Task details
Search the listing below for the string "midea" and copy every line where it occurs.

** START OF Material for this task **

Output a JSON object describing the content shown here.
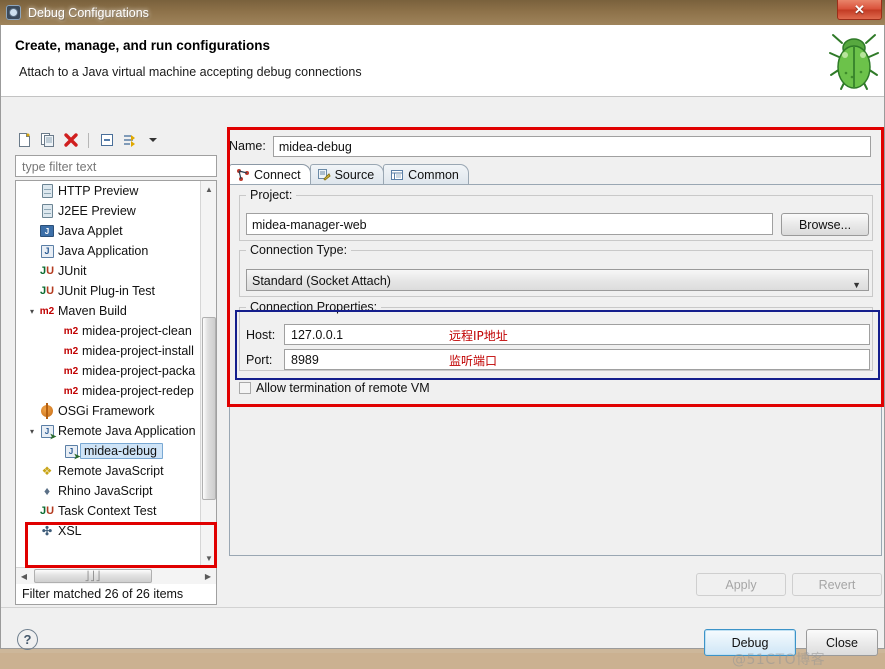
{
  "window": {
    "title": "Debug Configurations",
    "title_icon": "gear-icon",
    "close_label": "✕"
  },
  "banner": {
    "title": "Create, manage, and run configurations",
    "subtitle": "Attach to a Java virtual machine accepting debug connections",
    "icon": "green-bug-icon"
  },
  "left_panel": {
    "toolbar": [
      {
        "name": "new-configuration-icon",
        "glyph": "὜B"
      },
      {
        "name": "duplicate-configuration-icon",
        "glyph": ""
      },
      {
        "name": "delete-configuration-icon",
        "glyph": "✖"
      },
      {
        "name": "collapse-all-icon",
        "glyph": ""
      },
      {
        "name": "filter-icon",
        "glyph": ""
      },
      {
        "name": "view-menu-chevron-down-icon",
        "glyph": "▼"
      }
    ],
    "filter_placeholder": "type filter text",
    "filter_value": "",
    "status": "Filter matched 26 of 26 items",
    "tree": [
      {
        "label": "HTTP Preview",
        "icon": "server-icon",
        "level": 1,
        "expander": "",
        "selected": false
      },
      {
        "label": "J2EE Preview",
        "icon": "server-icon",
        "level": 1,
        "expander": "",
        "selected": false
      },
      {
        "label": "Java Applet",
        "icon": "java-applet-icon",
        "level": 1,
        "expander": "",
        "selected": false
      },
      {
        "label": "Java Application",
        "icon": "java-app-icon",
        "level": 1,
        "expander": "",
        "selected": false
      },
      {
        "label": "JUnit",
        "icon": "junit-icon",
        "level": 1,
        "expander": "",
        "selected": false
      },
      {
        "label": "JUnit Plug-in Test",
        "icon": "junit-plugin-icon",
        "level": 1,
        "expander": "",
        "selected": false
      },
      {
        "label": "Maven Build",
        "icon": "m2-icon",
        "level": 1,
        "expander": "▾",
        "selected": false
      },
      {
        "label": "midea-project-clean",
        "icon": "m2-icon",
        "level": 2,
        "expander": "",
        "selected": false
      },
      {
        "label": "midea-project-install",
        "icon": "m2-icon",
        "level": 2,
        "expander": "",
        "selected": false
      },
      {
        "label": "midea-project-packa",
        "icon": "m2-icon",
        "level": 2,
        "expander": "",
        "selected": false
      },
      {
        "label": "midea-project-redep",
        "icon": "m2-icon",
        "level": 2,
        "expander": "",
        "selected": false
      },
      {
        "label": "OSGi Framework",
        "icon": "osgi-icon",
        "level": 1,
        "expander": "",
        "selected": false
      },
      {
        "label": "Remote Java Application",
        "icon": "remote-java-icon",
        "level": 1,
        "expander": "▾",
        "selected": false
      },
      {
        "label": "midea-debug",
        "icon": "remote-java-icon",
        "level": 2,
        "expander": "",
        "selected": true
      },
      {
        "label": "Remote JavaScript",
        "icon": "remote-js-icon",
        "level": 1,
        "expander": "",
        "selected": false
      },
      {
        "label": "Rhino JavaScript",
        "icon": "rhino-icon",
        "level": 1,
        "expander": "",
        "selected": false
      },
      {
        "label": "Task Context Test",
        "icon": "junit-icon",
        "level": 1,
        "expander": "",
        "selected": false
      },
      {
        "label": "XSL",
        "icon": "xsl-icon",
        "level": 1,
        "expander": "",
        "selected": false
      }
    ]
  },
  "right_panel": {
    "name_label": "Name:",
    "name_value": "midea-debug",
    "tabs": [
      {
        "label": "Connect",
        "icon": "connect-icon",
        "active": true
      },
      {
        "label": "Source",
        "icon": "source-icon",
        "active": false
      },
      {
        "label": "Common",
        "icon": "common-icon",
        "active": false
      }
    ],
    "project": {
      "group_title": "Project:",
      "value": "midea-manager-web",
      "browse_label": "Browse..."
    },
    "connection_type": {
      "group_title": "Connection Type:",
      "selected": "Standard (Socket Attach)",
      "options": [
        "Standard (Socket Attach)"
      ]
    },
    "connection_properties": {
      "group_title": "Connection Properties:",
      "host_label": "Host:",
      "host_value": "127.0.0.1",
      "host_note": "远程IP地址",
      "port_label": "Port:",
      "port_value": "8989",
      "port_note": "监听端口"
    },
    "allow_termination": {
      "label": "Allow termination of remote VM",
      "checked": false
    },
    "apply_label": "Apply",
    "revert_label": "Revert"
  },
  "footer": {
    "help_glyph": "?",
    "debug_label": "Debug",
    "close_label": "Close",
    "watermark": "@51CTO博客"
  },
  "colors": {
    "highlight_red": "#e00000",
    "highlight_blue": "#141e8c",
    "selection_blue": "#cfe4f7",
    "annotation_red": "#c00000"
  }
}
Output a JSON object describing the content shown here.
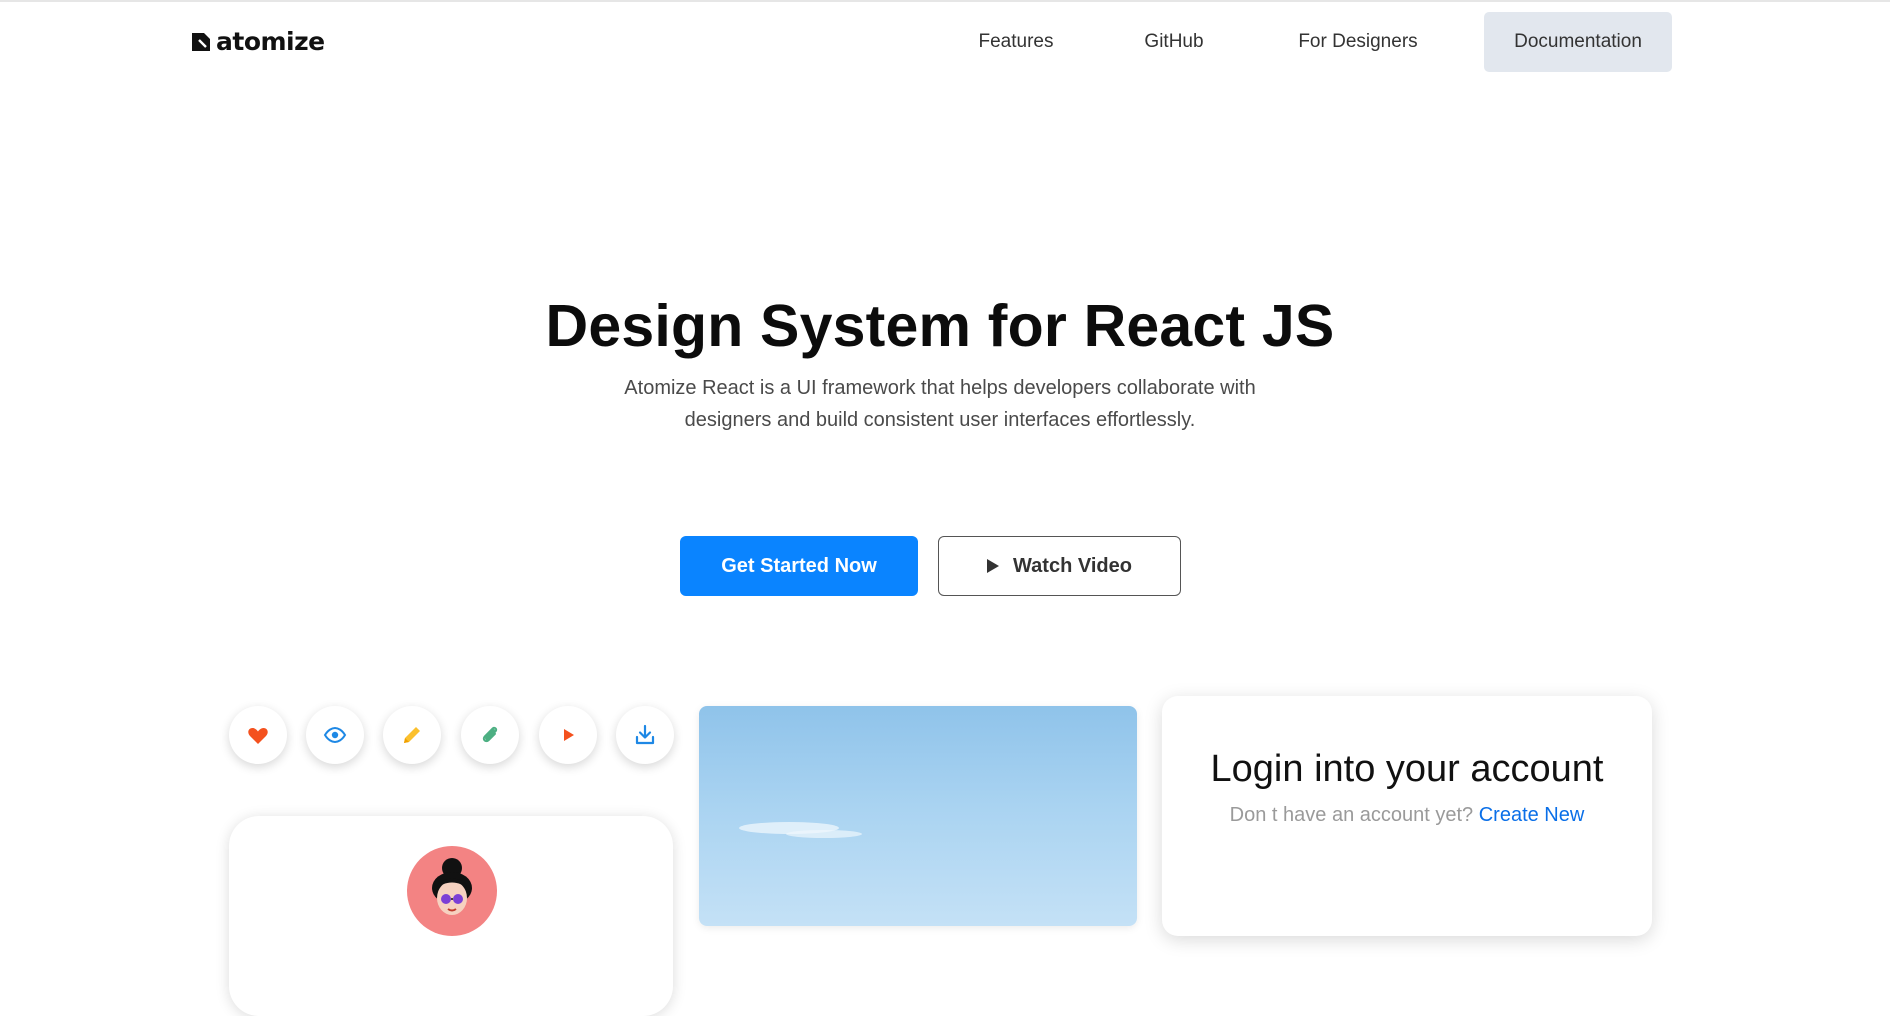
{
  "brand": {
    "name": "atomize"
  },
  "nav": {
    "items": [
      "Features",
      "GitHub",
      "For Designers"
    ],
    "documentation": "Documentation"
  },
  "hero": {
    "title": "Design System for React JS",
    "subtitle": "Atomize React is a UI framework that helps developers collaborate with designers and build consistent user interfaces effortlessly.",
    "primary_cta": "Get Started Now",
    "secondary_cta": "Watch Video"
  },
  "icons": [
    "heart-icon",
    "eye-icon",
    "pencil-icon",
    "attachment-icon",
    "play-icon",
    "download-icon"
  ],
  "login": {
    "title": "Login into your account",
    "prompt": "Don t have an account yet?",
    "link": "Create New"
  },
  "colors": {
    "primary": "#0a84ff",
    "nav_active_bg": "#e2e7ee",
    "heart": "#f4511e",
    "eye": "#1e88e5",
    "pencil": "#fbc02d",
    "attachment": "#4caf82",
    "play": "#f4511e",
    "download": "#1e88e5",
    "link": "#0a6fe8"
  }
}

** END OF Material for this task **
** START OF Material for this task **

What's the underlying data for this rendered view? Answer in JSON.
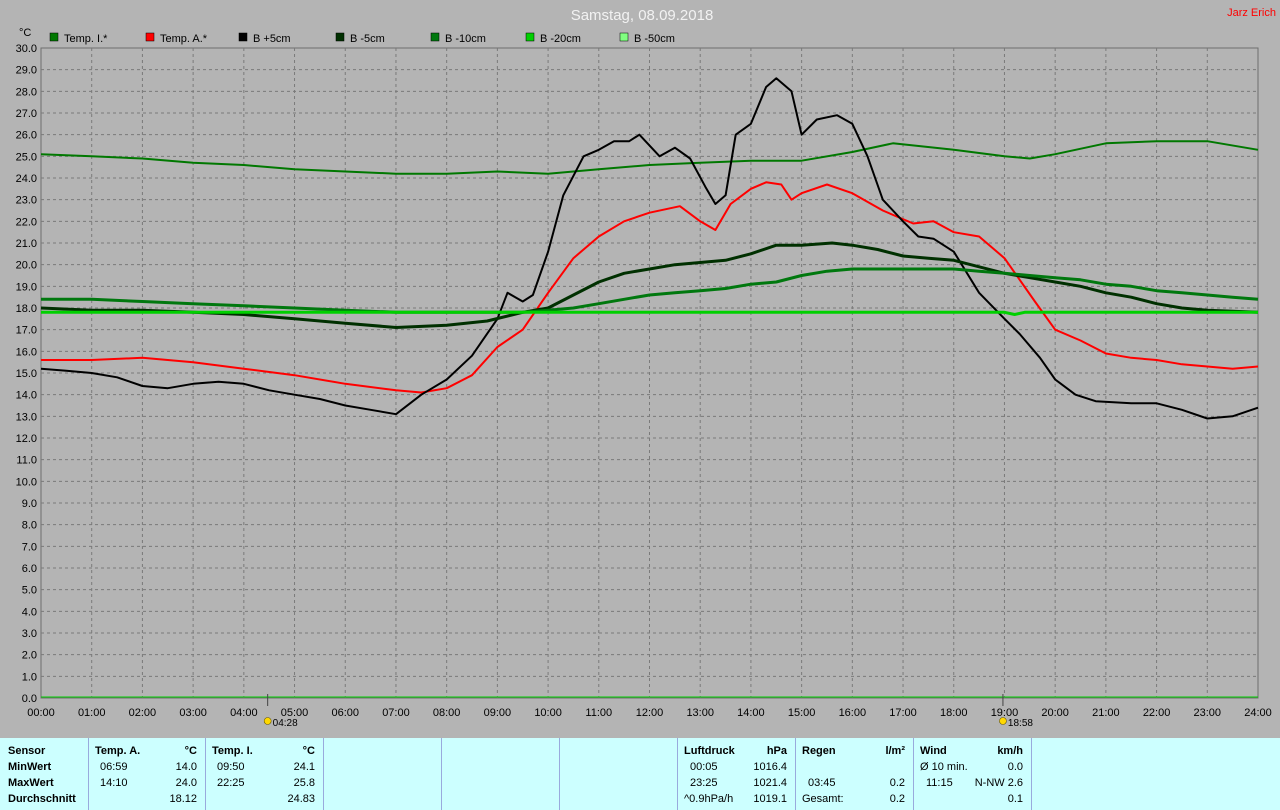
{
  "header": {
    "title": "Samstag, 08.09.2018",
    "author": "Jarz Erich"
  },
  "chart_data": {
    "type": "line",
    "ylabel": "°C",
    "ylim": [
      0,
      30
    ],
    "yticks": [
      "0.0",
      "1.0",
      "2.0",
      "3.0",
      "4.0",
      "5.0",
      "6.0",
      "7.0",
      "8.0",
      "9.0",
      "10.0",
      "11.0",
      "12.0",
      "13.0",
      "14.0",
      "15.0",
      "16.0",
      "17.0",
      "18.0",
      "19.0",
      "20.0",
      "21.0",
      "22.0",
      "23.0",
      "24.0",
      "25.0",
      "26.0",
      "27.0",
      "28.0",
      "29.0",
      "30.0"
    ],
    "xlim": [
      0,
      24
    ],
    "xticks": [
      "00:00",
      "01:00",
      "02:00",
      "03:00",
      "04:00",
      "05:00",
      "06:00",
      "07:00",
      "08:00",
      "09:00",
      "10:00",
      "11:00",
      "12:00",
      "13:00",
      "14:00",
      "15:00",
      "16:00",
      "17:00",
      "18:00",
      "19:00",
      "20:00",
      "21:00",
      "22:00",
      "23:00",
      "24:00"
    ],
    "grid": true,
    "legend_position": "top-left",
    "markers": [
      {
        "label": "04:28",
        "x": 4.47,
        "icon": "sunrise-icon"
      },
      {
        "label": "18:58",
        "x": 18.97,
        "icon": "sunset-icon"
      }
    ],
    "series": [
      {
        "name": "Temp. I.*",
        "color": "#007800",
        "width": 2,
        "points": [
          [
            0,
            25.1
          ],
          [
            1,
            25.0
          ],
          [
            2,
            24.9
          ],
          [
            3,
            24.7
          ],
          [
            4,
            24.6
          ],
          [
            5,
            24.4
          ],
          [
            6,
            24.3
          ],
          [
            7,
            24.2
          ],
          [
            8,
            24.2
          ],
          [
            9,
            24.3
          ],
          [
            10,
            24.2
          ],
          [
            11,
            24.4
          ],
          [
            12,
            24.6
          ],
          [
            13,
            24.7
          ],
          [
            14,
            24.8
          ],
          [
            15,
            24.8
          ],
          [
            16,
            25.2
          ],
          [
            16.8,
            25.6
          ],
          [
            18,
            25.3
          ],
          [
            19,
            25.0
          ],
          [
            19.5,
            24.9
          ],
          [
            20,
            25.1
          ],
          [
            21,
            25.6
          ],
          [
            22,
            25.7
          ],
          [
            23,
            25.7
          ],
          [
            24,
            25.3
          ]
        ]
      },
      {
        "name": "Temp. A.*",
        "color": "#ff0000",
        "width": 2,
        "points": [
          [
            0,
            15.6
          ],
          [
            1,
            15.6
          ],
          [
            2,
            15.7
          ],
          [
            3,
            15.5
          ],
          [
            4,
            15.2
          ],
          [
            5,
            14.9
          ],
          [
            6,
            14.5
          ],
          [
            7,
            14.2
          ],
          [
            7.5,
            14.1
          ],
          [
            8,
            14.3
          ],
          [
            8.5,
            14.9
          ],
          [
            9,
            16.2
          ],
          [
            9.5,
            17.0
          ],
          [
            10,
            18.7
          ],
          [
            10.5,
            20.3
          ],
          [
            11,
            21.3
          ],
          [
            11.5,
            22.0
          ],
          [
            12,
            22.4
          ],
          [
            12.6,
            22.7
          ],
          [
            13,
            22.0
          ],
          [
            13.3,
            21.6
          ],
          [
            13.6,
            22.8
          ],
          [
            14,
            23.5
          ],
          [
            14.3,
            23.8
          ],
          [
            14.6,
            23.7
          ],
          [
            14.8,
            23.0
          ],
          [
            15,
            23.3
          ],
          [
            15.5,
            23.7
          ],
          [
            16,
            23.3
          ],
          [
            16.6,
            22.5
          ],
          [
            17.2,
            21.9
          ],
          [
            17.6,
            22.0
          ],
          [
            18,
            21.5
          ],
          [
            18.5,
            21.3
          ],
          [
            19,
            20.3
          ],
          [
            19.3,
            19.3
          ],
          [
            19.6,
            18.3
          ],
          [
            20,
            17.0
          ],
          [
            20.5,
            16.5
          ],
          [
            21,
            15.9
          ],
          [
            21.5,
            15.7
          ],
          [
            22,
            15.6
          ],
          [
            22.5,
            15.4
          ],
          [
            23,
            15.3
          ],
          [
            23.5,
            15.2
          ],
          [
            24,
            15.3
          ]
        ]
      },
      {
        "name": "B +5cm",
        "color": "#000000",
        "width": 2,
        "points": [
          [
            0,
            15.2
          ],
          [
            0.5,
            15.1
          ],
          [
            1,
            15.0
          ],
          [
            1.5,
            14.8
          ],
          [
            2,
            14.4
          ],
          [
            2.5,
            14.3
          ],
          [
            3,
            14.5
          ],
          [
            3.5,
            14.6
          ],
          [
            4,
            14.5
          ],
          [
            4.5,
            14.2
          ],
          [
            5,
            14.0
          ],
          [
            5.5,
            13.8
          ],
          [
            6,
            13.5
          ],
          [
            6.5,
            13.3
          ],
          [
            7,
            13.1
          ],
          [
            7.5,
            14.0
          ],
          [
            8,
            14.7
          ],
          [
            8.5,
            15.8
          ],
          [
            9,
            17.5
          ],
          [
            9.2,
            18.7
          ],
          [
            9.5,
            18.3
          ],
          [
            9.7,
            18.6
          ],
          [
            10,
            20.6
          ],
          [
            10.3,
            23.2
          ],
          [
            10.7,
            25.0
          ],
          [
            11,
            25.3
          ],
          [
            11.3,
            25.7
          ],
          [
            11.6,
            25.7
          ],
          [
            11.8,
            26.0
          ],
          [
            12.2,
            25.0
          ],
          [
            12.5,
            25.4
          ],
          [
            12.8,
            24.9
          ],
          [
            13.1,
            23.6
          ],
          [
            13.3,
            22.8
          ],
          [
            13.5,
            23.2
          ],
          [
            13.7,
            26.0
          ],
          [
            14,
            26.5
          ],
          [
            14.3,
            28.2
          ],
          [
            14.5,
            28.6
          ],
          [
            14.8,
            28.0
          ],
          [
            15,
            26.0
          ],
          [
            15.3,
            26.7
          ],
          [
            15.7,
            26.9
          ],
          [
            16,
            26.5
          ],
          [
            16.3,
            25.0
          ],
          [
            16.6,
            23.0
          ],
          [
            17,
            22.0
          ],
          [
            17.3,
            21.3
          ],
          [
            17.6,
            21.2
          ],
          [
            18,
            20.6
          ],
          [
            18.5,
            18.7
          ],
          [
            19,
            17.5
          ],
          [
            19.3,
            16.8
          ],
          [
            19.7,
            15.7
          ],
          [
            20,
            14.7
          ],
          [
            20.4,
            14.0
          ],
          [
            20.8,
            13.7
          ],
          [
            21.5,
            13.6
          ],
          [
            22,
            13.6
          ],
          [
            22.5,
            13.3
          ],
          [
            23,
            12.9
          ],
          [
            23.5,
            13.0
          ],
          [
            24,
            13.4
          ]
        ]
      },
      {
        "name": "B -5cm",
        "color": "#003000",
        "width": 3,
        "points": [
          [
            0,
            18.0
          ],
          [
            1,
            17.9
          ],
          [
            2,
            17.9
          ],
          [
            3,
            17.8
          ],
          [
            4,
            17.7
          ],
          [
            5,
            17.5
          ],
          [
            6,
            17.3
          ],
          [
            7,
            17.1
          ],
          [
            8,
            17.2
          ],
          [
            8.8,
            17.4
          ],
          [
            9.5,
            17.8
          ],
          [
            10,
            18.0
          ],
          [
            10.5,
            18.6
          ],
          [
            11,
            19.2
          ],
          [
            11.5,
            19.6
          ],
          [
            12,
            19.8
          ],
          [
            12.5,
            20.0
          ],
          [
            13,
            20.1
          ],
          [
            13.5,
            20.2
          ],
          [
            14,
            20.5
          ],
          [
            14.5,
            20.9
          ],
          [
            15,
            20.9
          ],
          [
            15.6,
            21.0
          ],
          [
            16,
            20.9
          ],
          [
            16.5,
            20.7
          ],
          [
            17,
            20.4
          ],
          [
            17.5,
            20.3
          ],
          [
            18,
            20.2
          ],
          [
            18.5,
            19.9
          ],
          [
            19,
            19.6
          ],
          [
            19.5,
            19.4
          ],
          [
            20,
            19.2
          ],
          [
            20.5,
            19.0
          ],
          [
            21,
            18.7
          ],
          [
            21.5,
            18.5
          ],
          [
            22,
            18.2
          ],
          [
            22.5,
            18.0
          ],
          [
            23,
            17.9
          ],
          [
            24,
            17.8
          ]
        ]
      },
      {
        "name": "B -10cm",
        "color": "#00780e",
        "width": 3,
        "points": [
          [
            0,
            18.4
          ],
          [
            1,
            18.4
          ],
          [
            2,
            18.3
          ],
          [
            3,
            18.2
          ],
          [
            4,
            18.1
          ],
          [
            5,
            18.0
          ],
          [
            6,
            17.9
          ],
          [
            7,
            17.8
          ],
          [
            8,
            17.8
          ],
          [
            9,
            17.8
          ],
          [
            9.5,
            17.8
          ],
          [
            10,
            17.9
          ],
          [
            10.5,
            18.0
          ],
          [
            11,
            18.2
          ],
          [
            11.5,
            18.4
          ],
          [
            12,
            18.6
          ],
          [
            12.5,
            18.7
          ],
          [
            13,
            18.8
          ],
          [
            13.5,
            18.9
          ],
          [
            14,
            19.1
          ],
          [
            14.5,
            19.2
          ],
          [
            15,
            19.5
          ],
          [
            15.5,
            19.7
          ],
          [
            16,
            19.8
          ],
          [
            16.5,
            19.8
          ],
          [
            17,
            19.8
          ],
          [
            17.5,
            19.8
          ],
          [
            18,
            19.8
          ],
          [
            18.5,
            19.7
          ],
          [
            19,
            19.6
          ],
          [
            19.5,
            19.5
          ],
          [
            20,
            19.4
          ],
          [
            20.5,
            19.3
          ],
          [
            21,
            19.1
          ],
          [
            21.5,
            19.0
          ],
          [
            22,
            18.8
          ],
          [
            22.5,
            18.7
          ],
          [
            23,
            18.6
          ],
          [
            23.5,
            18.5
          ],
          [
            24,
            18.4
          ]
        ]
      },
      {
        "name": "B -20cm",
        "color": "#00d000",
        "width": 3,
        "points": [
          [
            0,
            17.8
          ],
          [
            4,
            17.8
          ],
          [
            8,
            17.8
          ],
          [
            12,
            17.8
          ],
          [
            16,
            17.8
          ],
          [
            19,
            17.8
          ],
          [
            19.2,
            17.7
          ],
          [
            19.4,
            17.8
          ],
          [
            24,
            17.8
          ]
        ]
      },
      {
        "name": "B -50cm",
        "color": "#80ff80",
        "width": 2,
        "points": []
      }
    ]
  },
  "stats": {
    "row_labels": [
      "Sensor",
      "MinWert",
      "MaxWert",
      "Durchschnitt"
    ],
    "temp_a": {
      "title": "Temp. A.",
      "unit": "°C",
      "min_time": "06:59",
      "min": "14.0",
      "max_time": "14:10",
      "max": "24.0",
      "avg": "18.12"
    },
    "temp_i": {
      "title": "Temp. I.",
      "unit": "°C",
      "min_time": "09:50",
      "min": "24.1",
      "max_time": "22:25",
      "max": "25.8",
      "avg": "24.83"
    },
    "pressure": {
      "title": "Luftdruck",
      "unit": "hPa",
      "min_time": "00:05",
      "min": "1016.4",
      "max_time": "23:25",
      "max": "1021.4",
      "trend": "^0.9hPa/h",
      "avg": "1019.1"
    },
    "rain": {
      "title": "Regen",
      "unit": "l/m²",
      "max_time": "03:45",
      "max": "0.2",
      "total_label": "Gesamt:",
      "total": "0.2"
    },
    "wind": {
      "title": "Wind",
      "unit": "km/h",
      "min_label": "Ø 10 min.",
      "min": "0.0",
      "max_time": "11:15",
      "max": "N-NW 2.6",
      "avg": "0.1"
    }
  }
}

** END OF Material for this task **

Solution to this exercise
        "label": "midea-project-clean",
        "label": "midea-project-install",
        "label": "midea-project-packa",
        "label": "midea-project-redep",
        "label": "midea-debug",
    "name_value": "midea-debug",
      "value": "midea-manager-web",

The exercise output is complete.